# [List of tasks]
a – Translate this sentence from the passage on dynamic dispatch into German: "Traits use a virtual table, which is a table of function pointers."
b – Reproduce the portion of the passage on dynamic dispatch between "Dynamic Dispatch is usually" and "of function pointers.", inclusive.
c – Write the next part of the passage on dynamic dispatch, picking up after its final sentence.

# [Source passage]
## START

Now imagine that there a many different types of economic agents (banks, mines, farms, clothing stores etc). They all interact by proposing and accepting transactions. Option 1 seems to suffer from dynamic dispatch. Option 2 seems to be my own version of dynamic dispatch via a match expression so is probably no better, right? Option 3 seems like it should be the most performant but does not really allow much cognitive ease on the part of the programmer.
So finally the questions:
Clearly dynamic dispatch is involved in option 1. What about options 2 and 3?
Which is expected to be most performant? Note I am not really in a position to do testing as the full idea (only on paper right now) is obviously more complex than these snippets and the choice now will affect the entire structure for the whole project.
What would be an idiomatic choice here?

All your options use dynamic dispatch or branches in one way or another to call the right function for each element. The reason is that you are mixing all the agents into a single place, which is where the different performance penalties come from (not just the indirect calls or branches, but also cache misses etc.).
Instead, for a problem like this, you want to separate the different "agents" into separate, independent "entities". Then, to reuse code, you will want to factor out "components" for which subsets of them are iterated by "systems".
This is what is usually called an "Entity-Component-System" (ECS) of which there are many models and implementations. They are typically used by games and other simulations.
If you search for ECS you will find many questions, articles and so on about it and the different approaches.

What is Dynamic Dispatch?
Dynamic Dispatch is usually reserved to indirect function calls, ie function calls which occurs via a function pointer.
In your case, both Option 1 and Option 3 are cases of dynamic dispatch:
Traits use a virtual table, which is a table of function pointers.
fn(...) -> ... is a function pointer.
What is the performance penalty of Dynamic Dispatch?
At run-time, there is little to no difference between a regular function call and a so-called virtual call:
Indirect function calls can be predicted, there's a special predictor for them in your CPU.
The cost of the function call is mostly saving/restoring registers, which happen in both cases.
The performance penalty is more insidious, it happens at compile-time.

## END

# [Extracted data]
## START

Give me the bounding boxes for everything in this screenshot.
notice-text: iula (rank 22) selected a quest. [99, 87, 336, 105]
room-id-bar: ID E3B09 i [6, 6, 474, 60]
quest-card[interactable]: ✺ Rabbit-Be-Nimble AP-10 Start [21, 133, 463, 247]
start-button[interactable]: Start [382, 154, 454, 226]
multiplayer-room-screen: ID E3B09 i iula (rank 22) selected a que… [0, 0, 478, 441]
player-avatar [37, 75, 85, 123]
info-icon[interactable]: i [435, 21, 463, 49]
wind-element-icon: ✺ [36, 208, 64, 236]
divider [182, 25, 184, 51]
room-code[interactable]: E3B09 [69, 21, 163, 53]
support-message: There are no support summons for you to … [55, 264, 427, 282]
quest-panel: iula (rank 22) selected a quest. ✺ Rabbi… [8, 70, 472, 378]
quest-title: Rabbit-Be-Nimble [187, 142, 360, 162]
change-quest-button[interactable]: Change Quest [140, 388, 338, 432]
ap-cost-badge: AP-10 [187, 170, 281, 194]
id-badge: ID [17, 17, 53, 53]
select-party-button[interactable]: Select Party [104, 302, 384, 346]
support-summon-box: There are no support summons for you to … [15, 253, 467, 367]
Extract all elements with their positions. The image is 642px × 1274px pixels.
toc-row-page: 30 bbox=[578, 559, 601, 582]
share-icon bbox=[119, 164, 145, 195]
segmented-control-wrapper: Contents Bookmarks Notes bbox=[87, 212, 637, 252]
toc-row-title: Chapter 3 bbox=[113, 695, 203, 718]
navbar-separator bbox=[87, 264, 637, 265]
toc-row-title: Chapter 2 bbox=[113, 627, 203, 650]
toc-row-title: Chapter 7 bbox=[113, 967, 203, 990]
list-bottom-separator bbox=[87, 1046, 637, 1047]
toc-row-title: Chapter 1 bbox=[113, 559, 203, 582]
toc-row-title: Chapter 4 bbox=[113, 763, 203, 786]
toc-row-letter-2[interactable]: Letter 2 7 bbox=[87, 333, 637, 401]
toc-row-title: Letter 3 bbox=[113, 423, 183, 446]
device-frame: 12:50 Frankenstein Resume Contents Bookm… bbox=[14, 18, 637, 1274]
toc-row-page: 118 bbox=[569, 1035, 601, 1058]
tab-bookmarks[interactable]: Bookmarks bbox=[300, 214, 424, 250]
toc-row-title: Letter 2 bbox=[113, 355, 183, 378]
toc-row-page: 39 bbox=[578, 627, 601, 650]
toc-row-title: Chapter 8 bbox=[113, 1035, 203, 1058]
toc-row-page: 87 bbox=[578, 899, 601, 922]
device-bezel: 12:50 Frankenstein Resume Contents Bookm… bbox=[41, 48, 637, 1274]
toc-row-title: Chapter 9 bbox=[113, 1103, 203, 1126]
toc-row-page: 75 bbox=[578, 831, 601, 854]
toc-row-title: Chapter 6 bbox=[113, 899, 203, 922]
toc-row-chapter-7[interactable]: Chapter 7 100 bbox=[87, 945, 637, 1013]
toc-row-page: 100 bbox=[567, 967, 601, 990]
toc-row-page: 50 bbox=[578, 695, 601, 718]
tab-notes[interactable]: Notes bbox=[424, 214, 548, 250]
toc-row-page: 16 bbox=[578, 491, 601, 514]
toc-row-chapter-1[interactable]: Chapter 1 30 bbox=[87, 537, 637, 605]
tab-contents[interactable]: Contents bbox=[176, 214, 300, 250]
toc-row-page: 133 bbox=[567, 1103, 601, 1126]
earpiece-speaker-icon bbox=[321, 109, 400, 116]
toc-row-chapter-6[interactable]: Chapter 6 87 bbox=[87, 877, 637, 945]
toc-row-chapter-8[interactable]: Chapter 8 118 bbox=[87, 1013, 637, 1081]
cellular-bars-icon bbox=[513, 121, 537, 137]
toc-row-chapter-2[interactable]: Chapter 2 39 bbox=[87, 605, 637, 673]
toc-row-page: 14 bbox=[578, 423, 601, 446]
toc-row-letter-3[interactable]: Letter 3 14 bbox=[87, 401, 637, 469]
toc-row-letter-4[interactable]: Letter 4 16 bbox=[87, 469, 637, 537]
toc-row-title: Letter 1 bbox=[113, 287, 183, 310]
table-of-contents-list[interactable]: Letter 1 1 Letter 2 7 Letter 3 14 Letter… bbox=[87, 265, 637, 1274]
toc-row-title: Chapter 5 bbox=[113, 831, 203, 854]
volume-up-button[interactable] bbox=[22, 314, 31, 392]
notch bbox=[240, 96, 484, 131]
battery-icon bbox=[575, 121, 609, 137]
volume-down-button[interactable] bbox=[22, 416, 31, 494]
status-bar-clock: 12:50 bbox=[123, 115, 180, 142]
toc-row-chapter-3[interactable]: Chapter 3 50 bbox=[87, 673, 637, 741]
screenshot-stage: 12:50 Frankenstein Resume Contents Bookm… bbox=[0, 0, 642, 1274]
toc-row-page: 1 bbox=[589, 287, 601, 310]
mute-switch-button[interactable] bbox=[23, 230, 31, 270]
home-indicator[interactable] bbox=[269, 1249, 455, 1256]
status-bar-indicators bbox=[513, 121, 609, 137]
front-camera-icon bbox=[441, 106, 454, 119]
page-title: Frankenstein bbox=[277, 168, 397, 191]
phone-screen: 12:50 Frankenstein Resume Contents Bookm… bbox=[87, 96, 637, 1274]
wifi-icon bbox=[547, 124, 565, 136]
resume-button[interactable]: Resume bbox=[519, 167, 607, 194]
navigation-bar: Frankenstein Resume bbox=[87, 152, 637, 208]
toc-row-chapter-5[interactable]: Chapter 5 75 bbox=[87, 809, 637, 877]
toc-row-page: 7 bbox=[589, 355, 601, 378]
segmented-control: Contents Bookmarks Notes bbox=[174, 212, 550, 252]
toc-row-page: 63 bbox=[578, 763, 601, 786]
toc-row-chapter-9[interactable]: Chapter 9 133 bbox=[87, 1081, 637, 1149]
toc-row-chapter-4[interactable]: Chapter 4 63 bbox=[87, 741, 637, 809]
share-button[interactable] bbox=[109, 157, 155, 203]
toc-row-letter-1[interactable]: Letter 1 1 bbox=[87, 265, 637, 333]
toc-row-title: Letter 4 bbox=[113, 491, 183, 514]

## END

# [Outputs in order]
a – Traits verwenden eine virtuelle Tabelle, also eine Tabelle von Funktionszeigern.

b –
Dynamic Dispatch is usually reserved to indirect function calls, ie function calls which occurs via a function pointer.
In your case, both Option 1 and Option 3 are cases of dynamic dispatch:
Traits use a virtual table, which is a table of function pointers.

c –
The mother of optimizations is inlining, which essentially copy/paste the body of the function being called right at the call-site. Once a function is inlined, many other optimization passes can go to town on the (combined) code. This is especially lucrative on very small functions (a getter), but can also be quite beneficial on larger functions.
An indirect function call, however, is opaque. There are many candidate functions, and thus the optimizer cannot perform inlining... nipping many potential optimizations in the bud. Devirtualization is sometimes available -- the compiler deducing which function(s) can be called -- but should not be relied on.
Which Option to choose?
Among those presented: Option 2!
The main advantage of Option 2 is that there is no indirect function calls. In both branches of your match, the compiler has a known type for the receiver of the method and can therefore inline the method if suitable, enabling all the optimizations.
Is there better?
With an open-design, an Array of Structs is a better way to structure the system, mostly avoiding branch misprediction:
EconomicAgents {
Person(Vec<Person>),
FoodStore(Vec<FoodStore>),
}
This is the core design of the ECS solution proposed by #Acorn.
Note: as noted by #Acorn in comments, Array of Structs also is close to optimal cache wise -- no indirection, very little padding between elements.
Going with a full ECS is a trickier proposition. Unless you have dynamic entities -- Person/FoodStores are added/removed during the runs -- I would not bother. ECS are helpful for dynamism, but have to choose a trade-off between various characteristics: do you want faster add/remove, or faster iteration? Unless you need all their features, they will likely add their own overhead due to trade-offs that do not match your needs.

How to avoid dynamic dispatch?
You could go with option 1 and instead of having vector of trait objects, keep each type in its own vector and iterate them individually. It is not nice solution, so...
Instead...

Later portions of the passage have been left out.